Make an exact copy of all the entries, with the pictures left out.

Data records:
(begin)

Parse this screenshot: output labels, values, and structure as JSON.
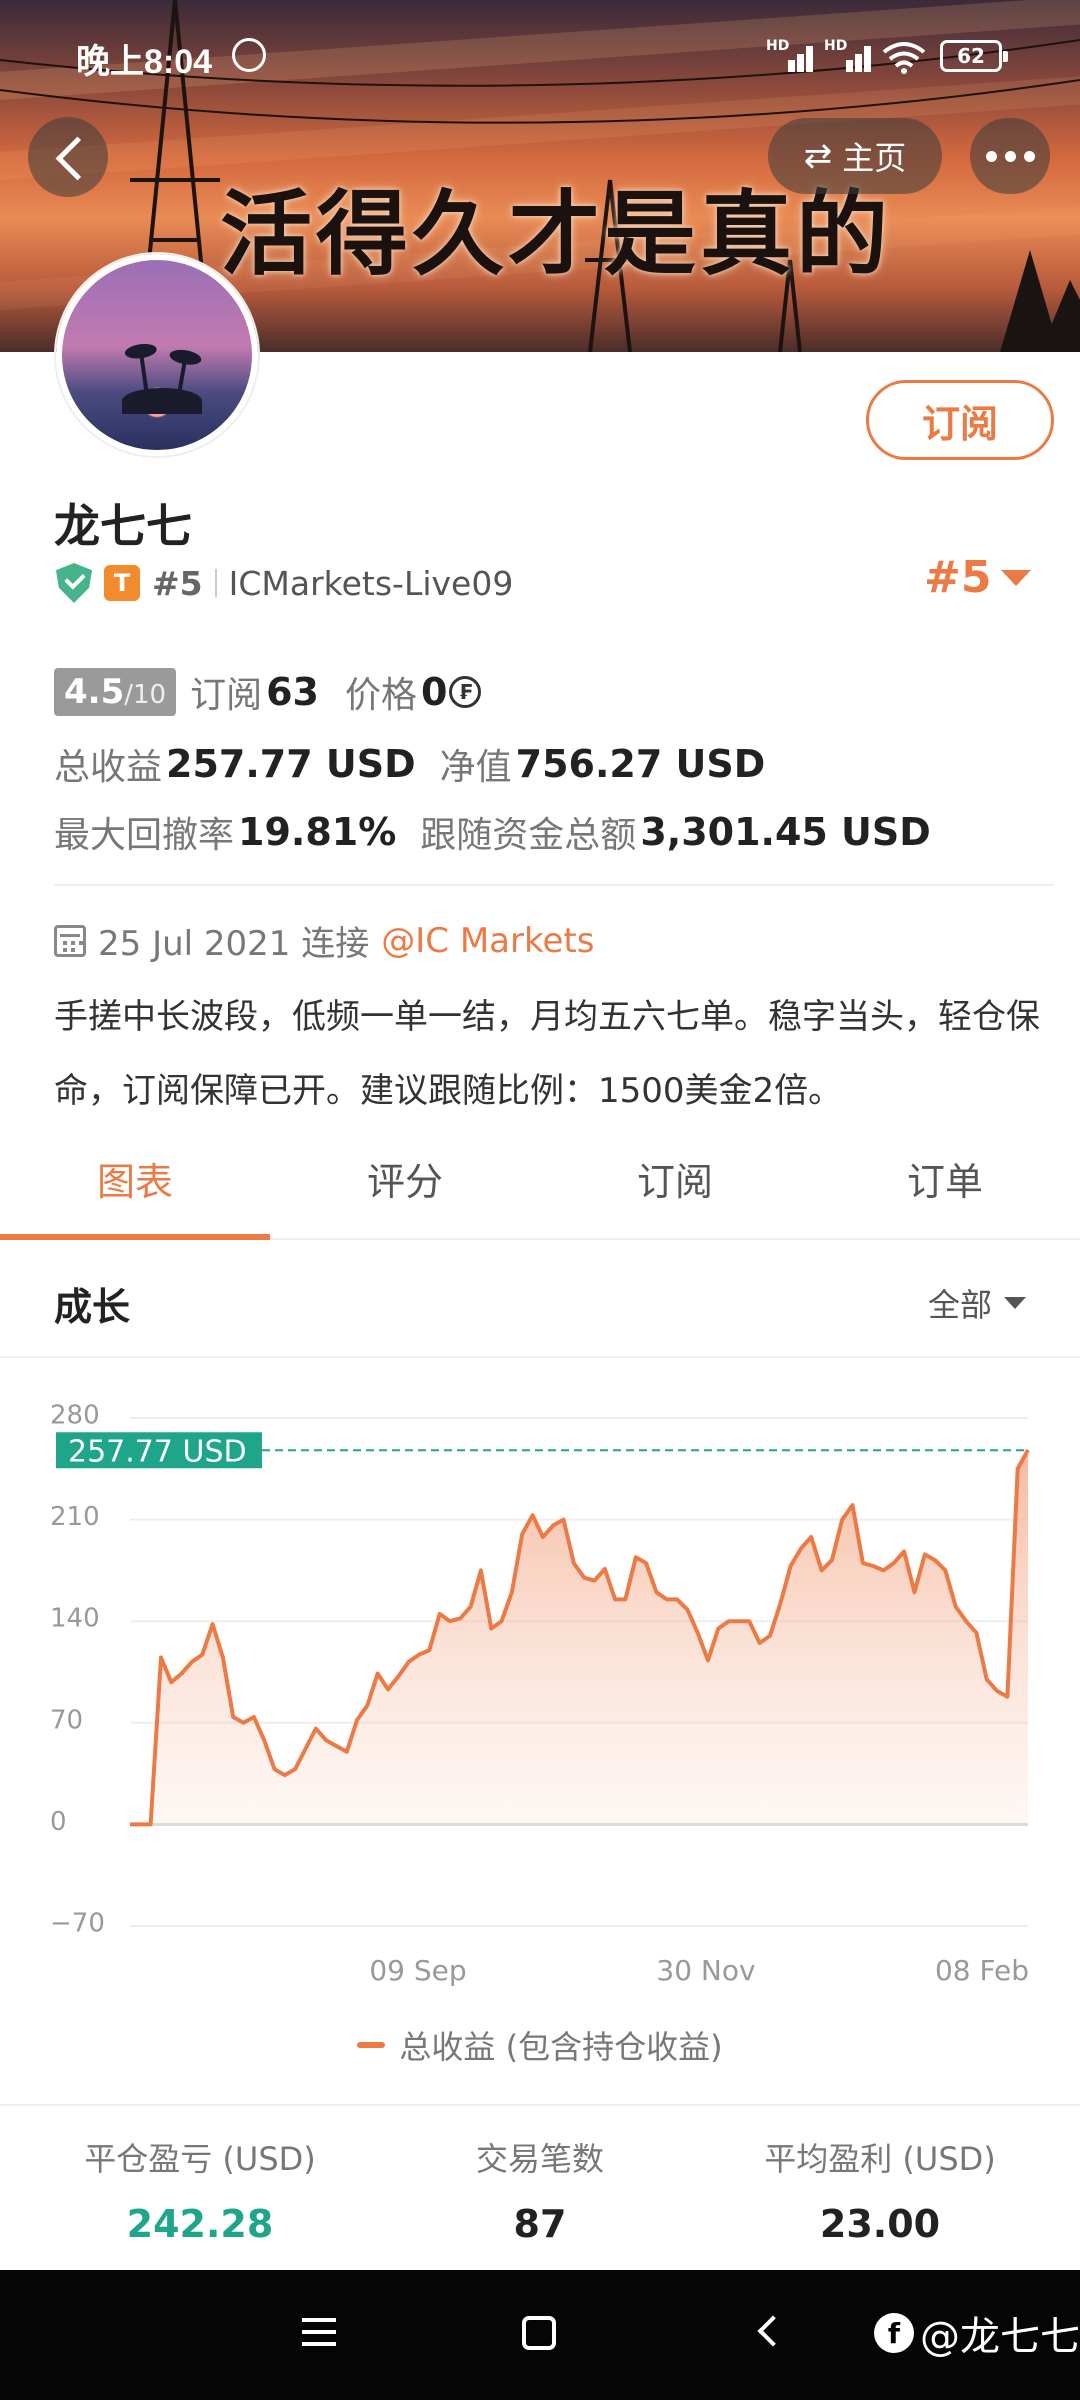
{
  "status_bar": {
    "time": "晚上8:04",
    "battery": "62",
    "hd1": "HD",
    "hd2": "HD"
  },
  "header": {
    "banner_slogan": "活得久才是真的",
    "home_label": "主页"
  },
  "profile": {
    "name": "龙七七",
    "rank_small": "#5",
    "broker_account": "ICMarkets-Live09",
    "rank_big": "#5",
    "subscribe_label": "订阅",
    "tier_badge": "T"
  },
  "stats": {
    "score": "4.5",
    "score_max": "/10",
    "subscriptions_label": "订阅",
    "subscriptions": "63",
    "price_label": "价格",
    "price": "0",
    "total_profit_label": "总收益",
    "total_profit": "257.77 USD",
    "equity_label": "净值",
    "equity": "756.27 USD",
    "max_drawdown_label": "最大回撤率",
    "max_drawdown": "19.81%",
    "follow_funds_label": "跟随资金总额",
    "follow_funds": "3,301.45 USD"
  },
  "info": {
    "joined": "25 Jul 2021 连接",
    "broker_link": "@IC Markets",
    "description": "手搓中长波段，低频一单一结，月均五六七单。稳字当头，轻仓保命，订阅保障已开。建议跟随比例：1500美金2倍。"
  },
  "tabs": [
    {
      "label": "图表",
      "active": true
    },
    {
      "label": "评分",
      "active": false
    },
    {
      "label": "订阅",
      "active": false
    },
    {
      "label": "订单",
      "active": false
    }
  ],
  "section": {
    "title": "成长",
    "range": "全部"
  },
  "chart_data": {
    "type": "area",
    "series": [
      {
        "name": "总收益 (包含持仓收益)",
        "color": "#ec7a45",
        "values": [
          0,
          0,
          0,
          115,
          98,
          104,
          112,
          117,
          138,
          115,
          74,
          70,
          74,
          58,
          38,
          34,
          38,
          52,
          66,
          58,
          54,
          50,
          72,
          82,
          104,
          93,
          102,
          112,
          117,
          120,
          145,
          140,
          142,
          150,
          175,
          135,
          140,
          160,
          200,
          213,
          198,
          206,
          210,
          180,
          170,
          168,
          176,
          155,
          155,
          184,
          180,
          160,
          155,
          155,
          148,
          132,
          113,
          135,
          140,
          140,
          140,
          125,
          130,
          152,
          178,
          190,
          198,
          175,
          182,
          210,
          220,
          180,
          178,
          175,
          180,
          188,
          160,
          186,
          182,
          175,
          150,
          140,
          132,
          100,
          92,
          88,
          245,
          258
        ]
      }
    ],
    "x_ticks": [
      "09 Sep",
      "30 Nov",
      "08 Feb"
    ],
    "y_ticks": [
      280,
      210,
      140,
      70,
      0,
      -70
    ],
    "ylim": [
      -70,
      280
    ],
    "last_value_label": "257.77 USD",
    "last_value": 257.77,
    "grid": true
  },
  "legend": {
    "label": "总收益 (包含持仓收益)"
  },
  "summary": [
    {
      "label": "平仓盈亏 (USD)",
      "value": "242.28",
      "color": "green"
    },
    {
      "label": "交易笔数",
      "value": "87",
      "color": "default"
    },
    {
      "label": "平均盈利 (USD)",
      "value": "23.00",
      "color": "default"
    }
  ],
  "watermark": {
    "text": "@龙七七"
  }
}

(end)

**ANSWER TO THIS EXERCISE**
Parse this screenshot: output labels, values, and structure as JSON.
{
  "status_bar": {
    "time": "晚上8:04",
    "battery": "62",
    "hd1": "HD",
    "hd2": "HD"
  },
  "header": {
    "banner_slogan": "活得久才是真的",
    "home_label": "主页"
  },
  "profile": {
    "name": "龙七七",
    "rank_small": "#5",
    "broker_account": "ICMarkets-Live09",
    "rank_big": "#5",
    "subscribe_label": "订阅",
    "tier_badge": "T"
  },
  "stats": {
    "score": "4.5",
    "score_max": "/10",
    "subscriptions_label": "订阅",
    "subscriptions": "63",
    "price_label": "价格",
    "price": "0",
    "total_profit_label": "总收益",
    "total_profit": "257.77 USD",
    "equity_label": "净值",
    "equity": "756.27 USD",
    "max_drawdown_label": "最大回撤率",
    "max_drawdown": "19.81%",
    "follow_funds_label": "跟随资金总额",
    "follow_funds": "3,301.45 USD"
  },
  "info": {
    "joined": "25 Jul 2021 连接",
    "broker_link": "@IC Markets",
    "description": "手搓中长波段，低频一单一结，月均五六七单。稳字当头，轻仓保命，订阅保障已开。建议跟随比例：1500美金2倍。"
  },
  "tabs": [
    {
      "label": "图表",
      "active": true
    },
    {
      "label": "评分",
      "active": false
    },
    {
      "label": "订阅",
      "active": false
    },
    {
      "label": "订单",
      "active": false
    }
  ],
  "section": {
    "title": "成长",
    "range": "全部"
  },
  "chart_data": {
    "type": "area",
    "series": [
      {
        "name": "总收益 (包含持仓收益)",
        "color": "#ec7a45",
        "values": [
          0,
          0,
          0,
          115,
          98,
          104,
          112,
          117,
          138,
          115,
          74,
          70,
          74,
          58,
          38,
          34,
          38,
          52,
          66,
          58,
          54,
          50,
          72,
          82,
          104,
          93,
          102,
          112,
          117,
          120,
          145,
          140,
          142,
          150,
          175,
          135,
          140,
          160,
          200,
          213,
          198,
          206,
          210,
          180,
          170,
          168,
          176,
          155,
          155,
          184,
          180,
          160,
          155,
          155,
          148,
          132,
          113,
          135,
          140,
          140,
          140,
          125,
          130,
          152,
          178,
          190,
          198,
          175,
          182,
          210,
          220,
          180,
          178,
          175,
          180,
          188,
          160,
          186,
          182,
          175,
          150,
          140,
          132,
          100,
          92,
          88,
          245,
          258
        ]
      }
    ],
    "x_ticks": [
      "09 Sep",
      "30 Nov",
      "08 Feb"
    ],
    "y_ticks": [
      280,
      210,
      140,
      70,
      0,
      -70
    ],
    "ylim": [
      -70,
      280
    ],
    "last_value_label": "257.77 USD",
    "last_value": 257.77,
    "grid": true
  },
  "legend": {
    "label": "总收益 (包含持仓收益)"
  },
  "summary": [
    {
      "label": "平仓盈亏 (USD)",
      "value": "242.28",
      "color": "green"
    },
    {
      "label": "交易笔数",
      "value": "87",
      "color": "default"
    },
    {
      "label": "平均盈利 (USD)",
      "value": "23.00",
      "color": "default"
    }
  ],
  "watermark": {
    "text": "@龙七七"
  }
}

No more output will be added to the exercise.